#### Goal:
Copy out all the records, word for word.

#### Material for the task:
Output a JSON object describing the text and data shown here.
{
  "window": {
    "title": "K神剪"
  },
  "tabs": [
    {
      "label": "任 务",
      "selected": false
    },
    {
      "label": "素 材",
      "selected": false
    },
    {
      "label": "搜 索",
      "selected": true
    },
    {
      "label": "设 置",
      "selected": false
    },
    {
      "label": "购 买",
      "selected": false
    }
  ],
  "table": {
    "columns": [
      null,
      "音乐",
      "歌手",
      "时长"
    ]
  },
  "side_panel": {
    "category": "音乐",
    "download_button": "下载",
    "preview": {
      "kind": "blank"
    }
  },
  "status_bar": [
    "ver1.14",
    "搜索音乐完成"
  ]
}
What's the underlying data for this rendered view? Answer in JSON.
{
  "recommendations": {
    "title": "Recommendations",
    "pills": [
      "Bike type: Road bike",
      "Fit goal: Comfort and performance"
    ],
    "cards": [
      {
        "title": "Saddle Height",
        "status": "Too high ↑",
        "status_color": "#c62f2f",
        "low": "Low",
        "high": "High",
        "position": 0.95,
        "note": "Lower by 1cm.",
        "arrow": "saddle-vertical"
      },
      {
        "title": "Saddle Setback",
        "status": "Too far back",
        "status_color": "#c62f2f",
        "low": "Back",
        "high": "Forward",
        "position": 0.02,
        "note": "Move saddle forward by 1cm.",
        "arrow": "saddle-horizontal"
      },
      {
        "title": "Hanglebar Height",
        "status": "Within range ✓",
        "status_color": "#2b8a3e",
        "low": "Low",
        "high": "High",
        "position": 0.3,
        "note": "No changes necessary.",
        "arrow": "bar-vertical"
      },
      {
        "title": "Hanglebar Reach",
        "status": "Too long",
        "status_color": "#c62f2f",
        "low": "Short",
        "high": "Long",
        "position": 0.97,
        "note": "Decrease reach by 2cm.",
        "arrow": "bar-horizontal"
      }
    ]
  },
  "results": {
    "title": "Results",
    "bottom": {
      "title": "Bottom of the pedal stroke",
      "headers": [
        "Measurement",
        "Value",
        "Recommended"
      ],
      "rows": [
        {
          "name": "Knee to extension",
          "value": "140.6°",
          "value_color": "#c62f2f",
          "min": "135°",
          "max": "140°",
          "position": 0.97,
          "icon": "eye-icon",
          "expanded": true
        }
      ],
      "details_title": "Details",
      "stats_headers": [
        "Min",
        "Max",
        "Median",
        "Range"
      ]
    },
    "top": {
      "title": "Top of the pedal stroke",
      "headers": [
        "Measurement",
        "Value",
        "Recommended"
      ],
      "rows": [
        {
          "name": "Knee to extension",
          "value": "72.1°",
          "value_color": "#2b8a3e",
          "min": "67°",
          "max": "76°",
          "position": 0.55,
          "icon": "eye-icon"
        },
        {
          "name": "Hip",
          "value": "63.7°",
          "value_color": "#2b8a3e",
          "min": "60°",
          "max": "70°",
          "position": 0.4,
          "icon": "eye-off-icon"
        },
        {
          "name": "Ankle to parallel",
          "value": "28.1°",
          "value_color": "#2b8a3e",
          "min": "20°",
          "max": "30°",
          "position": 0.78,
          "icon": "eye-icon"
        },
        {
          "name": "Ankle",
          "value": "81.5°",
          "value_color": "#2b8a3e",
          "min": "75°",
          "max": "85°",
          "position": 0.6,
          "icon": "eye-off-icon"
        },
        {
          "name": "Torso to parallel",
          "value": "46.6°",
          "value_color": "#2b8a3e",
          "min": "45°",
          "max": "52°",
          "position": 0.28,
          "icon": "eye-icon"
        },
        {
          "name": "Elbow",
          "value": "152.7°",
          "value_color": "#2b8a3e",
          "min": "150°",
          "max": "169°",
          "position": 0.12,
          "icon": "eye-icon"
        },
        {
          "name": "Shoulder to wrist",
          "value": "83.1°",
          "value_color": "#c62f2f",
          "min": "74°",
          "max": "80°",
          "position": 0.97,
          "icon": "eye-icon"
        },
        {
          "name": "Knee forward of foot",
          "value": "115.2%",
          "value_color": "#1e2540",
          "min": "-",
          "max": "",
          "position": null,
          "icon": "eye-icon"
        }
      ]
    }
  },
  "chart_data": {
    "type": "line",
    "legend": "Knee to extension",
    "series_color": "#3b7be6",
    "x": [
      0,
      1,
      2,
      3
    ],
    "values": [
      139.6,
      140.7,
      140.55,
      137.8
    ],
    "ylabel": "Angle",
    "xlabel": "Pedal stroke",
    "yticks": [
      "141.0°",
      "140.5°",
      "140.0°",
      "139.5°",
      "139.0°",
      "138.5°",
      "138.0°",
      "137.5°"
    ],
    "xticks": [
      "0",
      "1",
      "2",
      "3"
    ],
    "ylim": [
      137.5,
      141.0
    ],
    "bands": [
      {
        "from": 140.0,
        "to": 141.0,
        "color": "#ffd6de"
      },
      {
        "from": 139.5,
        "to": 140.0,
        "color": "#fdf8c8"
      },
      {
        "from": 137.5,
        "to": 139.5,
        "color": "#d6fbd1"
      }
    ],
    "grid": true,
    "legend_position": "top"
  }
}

#### Problem solution:
Output a JSON object describing the text and data shown here.
{
  "window": {
    "title": "K神剪"
  },
  "tabs": [
    {
      "label": "任 务",
      "selected": false
    },
    {
      "label": "素 材",
      "selected": false
    },
    {
      "label": "搜 索",
      "selected": true
    },
    {
      "label": "设 置",
      "selected": false
    },
    {
      "label": "购 买",
      "selected": false
    }
  ],
  "table": {
    "columns": [
      null,
      "音乐",
      "歌手",
      "时长"
    ]
  },
  "side_panel": {
    "category": "音乐",
    "download_button": "下载",
    "preview": {
      "kind": "blank"
    }
  },
  "status_bar": [
    "ver1.14",
    "搜索音乐完成"
  ]
}
What's the underlying data for this rendered view? Answer in JSON.
{
  "recommendations": {
    "title": "Recommendations",
    "pills": [
      "Bike type: Road bike",
      "Fit goal: Comfort and performance"
    ],
    "cards": [
      {
        "title": "Saddle Height",
        "status": "Too high ↑",
        "status_color": "#c62f2f",
        "low": "Low",
        "high": "High",
        "position": 0.95,
        "note": "Lower by 1cm.",
        "arrow": "saddle-vertical"
      },
      {
        "title": "Saddle Setback",
        "status": "Too far back",
        "status_color": "#c62f2f",
        "low": "Back",
        "high": "Forward",
        "position": 0.02,
        "note": "Move saddle forward by 1cm.",
        "arrow": "saddle-horizontal"
      },
      {
        "title": "Hanglebar Height",
        "status": "Within range ✓",
        "status_color": "#2b8a3e",
        "low": "Low",
        "high": "High",
        "position": 0.3,
        "note": "No changes necessary.",
        "arrow": "bar-vertical"
      },
      {
        "title": "Hanglebar Reach",
        "status": "Too long",
        "status_color": "#c62f2f",
        "low": "Short",
        "high": "Long",
        "position": 0.97,
        "note": "Decrease reach by 2cm.",
        "arrow": "bar-horizontal"
      }
    ]
  },
  "results": {
    "title": "Results",
    "bottom": {
      "title": "Bottom of the pedal stroke",
      "headers": [
        "Measurement",
        "Value",
        "Recommended"
      ],
      "rows": [
        {
          "name": "Knee to extension",
          "value": "140.6°",
          "value_color": "#c62f2f",
          "min": "135°",
          "max": "140°",
          "position": 0.97,
          "icon": "eye-icon",
          "expanded": true
        }
      ],
      "details_title": "Details",
      "stats_headers": [
        "Min",
        "Max",
        "Median",
        "Range"
      ]
    },
    "top": {
      "title": "Top of the pedal stroke",
      "headers": [
        "Measurement",
        "Value",
        "Recommended"
      ],
      "rows": [
        {
          "name": "Knee to extension",
          "value": "72.1°",
          "value_color": "#2b8a3e",
          "min": "67°",
          "max": "76°",
          "position": 0.55,
          "icon": "eye-icon"
        },
        {
          "name": "Hip",
          "value": "63.7°",
          "value_color": "#2b8a3e",
          "min": "60°",
          "max": "70°",
          "position": 0.4,
          "icon": "eye-off-icon"
        },
        {
          "name": "Ankle to parallel",
          "value": "28.1°",
          "value_color": "#2b8a3e",
          "min": "20°",
          "max": "30°",
          "position": 0.78,
          "icon": "eye-icon"
        },
        {
          "name": "Ankle",
          "value": "81.5°",
          "value_color": "#2b8a3e",
          "min": "75°",
          "max": "85°",
          "position": 0.6,
          "icon": "eye-off-icon"
        },
        {
          "name": "Torso to parallel",
          "value": "46.6°",
          "value_color": "#2b8a3e",
          "min": "45°",
          "max": "52°",
          "position": 0.28,
          "icon": "eye-icon"
        },
        {
          "name": "Elbow",
          "value": "152.7°",
          "value_color": "#2b8a3e",
          "min": "150°",
          "max": "169°",
          "position": 0.12,
          "icon": "eye-icon"
        },
        {
          "name": "Shoulder to wrist",
          "value": "83.1°",
          "value_color": "#c62f2f",
          "min": "74°",
          "max": "80°",
          "position": 0.97,
          "icon": "eye-icon"
        },
        {
          "name": "Knee forward of foot",
          "value": "115.2%",
          "value_color": "#1e2540",
          "min": "-",
          "max": "",
          "position": null,
          "icon": "eye-icon"
        }
      ]
    }
  },
  "chart_data": {
    "type": "line",
    "legend": "Knee to extension",
    "series_color": "#3b7be6",
    "x": [
      0,
      1,
      2,
      3
    ],
    "values": [
      139.6,
      140.7,
      140.55,
      137.8
    ],
    "ylabel": "Angle",
    "xlabel": "Pedal stroke",
    "yticks": [
      "141.0°",
      "140.5°",
      "140.0°",
      "139.5°",
      "139.0°",
      "138.5°",
      "138.0°",
      "137.5°"
    ],
    "xticks": [
      "0",
      "1",
      "2",
      "3"
    ],
    "ylim": [
      137.5,
      141.0
    ],
    "bands": [
      {
        "from": 140.0,
        "to": 141.0,
        "color": "#ffd6de"
      },
      {
        "from": 139.5,
        "to": 140.0,
        "color": "#fdf8c8"
      },
      {
        "from": 137.5,
        "to": 139.5,
        "color": "#d6fbd1"
      }
    ],
    "grid": true,
    "legend_position": "top"
  }
}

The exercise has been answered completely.